» **What is asked**
Find each line containing the word "JSON" and report how many there are. Add nothing else.

■ ■ ■

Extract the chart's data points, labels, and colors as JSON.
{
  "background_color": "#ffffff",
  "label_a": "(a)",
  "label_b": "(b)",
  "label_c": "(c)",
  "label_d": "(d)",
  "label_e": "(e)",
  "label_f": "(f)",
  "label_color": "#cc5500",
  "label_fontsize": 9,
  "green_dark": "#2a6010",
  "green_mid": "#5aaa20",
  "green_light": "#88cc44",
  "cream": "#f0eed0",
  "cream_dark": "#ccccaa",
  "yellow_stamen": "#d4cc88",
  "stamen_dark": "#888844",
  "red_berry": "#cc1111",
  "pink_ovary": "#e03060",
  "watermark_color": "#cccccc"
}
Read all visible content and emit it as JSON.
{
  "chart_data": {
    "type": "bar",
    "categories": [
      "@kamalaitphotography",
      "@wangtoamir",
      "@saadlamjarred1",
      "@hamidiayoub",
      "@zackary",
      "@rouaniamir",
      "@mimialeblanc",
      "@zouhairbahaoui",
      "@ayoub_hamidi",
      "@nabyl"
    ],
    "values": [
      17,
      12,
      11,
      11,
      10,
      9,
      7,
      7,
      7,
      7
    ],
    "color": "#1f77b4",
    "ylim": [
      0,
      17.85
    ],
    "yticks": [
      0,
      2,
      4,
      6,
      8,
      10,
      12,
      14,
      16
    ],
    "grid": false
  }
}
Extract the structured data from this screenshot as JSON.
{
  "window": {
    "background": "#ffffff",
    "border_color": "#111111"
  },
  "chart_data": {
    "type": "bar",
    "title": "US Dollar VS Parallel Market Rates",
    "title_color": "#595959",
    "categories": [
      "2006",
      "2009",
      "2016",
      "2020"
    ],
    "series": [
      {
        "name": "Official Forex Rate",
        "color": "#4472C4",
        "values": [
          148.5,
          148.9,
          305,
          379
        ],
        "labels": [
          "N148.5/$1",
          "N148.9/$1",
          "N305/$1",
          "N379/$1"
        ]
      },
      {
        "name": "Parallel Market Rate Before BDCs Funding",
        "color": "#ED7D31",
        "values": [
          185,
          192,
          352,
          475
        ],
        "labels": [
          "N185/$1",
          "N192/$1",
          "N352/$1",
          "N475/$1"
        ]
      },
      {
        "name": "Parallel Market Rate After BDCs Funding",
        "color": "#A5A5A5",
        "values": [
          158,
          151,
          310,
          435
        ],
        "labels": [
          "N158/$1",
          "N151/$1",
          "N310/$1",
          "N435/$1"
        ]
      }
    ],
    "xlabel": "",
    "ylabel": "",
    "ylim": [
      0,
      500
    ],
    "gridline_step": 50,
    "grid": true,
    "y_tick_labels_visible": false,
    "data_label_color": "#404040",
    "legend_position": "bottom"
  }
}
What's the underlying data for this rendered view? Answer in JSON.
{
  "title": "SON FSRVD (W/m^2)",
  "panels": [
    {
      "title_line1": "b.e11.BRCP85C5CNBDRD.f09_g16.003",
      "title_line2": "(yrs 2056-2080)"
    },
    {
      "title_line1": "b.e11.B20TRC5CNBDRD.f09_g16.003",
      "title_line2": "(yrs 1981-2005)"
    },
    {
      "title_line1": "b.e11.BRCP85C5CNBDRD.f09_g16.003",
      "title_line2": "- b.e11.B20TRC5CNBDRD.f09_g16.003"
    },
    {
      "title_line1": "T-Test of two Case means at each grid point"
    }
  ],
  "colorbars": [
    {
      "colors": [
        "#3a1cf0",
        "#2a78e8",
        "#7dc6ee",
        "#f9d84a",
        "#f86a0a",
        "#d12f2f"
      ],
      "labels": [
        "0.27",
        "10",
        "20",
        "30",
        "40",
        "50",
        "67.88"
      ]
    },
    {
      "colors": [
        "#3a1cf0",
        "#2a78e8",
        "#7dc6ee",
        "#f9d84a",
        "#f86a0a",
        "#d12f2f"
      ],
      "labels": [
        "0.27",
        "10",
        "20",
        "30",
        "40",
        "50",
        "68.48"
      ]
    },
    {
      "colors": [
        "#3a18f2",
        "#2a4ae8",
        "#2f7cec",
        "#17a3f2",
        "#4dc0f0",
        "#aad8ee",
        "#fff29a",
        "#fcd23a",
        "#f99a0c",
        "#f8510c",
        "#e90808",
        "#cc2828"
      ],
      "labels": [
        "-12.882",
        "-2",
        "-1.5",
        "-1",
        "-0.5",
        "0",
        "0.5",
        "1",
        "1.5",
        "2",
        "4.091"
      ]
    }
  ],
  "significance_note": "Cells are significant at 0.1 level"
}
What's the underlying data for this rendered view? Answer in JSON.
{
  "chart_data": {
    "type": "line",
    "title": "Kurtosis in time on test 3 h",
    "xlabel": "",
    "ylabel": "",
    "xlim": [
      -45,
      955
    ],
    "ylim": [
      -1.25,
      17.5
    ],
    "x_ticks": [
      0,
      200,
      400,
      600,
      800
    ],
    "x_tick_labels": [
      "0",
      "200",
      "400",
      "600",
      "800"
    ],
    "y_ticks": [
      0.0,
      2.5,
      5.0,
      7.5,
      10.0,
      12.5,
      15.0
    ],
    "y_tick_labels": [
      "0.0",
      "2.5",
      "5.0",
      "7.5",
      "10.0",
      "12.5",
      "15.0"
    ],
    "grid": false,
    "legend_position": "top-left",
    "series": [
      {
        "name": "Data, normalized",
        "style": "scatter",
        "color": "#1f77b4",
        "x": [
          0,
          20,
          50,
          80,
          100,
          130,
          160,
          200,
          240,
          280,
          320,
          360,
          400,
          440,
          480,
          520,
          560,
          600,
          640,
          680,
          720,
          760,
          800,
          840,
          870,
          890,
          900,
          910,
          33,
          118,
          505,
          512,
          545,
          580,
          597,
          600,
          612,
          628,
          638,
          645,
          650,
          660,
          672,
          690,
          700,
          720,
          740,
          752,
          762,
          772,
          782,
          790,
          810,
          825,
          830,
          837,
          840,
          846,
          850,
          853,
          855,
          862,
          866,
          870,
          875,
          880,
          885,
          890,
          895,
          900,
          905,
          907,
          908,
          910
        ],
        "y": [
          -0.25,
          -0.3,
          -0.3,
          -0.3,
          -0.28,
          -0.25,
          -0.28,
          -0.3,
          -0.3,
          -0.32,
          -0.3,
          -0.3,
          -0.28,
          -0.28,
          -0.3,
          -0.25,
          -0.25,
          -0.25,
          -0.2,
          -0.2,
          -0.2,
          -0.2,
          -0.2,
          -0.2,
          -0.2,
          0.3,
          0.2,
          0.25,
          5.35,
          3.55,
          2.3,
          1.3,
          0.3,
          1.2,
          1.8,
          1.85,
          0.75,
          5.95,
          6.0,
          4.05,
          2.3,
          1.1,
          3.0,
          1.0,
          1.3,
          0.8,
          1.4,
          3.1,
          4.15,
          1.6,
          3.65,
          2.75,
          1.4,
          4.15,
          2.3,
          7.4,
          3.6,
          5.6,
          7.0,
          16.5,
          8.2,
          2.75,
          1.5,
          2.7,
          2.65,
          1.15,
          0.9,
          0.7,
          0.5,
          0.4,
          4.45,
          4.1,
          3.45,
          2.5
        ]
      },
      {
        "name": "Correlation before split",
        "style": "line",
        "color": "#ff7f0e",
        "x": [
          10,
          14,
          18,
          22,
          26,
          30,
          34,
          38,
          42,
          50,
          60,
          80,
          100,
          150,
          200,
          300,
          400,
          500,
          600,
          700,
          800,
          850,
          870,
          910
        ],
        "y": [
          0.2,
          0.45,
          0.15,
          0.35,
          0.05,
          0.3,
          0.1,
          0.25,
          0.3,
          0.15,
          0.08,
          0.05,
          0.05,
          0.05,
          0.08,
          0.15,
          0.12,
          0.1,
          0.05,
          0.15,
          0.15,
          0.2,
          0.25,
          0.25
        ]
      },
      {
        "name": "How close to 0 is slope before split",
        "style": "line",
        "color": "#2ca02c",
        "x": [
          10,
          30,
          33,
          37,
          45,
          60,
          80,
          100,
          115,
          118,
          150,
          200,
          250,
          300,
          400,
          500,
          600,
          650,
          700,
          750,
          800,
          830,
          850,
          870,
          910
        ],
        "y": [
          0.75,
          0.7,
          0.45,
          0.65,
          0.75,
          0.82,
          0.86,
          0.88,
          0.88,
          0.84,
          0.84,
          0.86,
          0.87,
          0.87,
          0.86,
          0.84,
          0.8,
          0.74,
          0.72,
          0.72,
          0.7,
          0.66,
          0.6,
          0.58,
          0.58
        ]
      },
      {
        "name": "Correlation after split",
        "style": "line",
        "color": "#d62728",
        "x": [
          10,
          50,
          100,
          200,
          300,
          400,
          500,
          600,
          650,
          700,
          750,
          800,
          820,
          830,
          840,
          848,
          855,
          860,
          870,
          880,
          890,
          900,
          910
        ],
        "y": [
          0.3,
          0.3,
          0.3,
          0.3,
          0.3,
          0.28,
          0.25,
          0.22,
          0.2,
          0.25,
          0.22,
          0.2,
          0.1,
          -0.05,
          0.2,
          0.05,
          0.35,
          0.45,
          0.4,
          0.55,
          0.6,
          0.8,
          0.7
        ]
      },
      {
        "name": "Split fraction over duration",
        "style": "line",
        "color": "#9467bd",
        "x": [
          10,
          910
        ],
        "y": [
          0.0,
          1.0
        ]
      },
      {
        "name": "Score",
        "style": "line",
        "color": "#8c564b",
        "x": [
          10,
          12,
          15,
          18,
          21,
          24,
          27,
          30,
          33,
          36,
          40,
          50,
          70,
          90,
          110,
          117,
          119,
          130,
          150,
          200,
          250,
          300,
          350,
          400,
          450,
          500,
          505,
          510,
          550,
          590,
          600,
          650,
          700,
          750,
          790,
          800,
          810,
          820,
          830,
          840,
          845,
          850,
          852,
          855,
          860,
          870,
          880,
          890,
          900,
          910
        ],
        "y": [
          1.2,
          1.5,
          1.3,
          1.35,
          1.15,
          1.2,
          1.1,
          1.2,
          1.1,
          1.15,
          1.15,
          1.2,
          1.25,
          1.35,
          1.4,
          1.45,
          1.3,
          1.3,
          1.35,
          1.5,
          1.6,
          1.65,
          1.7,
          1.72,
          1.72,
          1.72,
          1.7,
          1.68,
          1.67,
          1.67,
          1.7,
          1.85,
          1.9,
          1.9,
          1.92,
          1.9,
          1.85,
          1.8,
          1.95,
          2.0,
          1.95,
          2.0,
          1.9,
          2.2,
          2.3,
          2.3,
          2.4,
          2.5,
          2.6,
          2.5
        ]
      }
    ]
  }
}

■ ■ ■

» **The reply**
5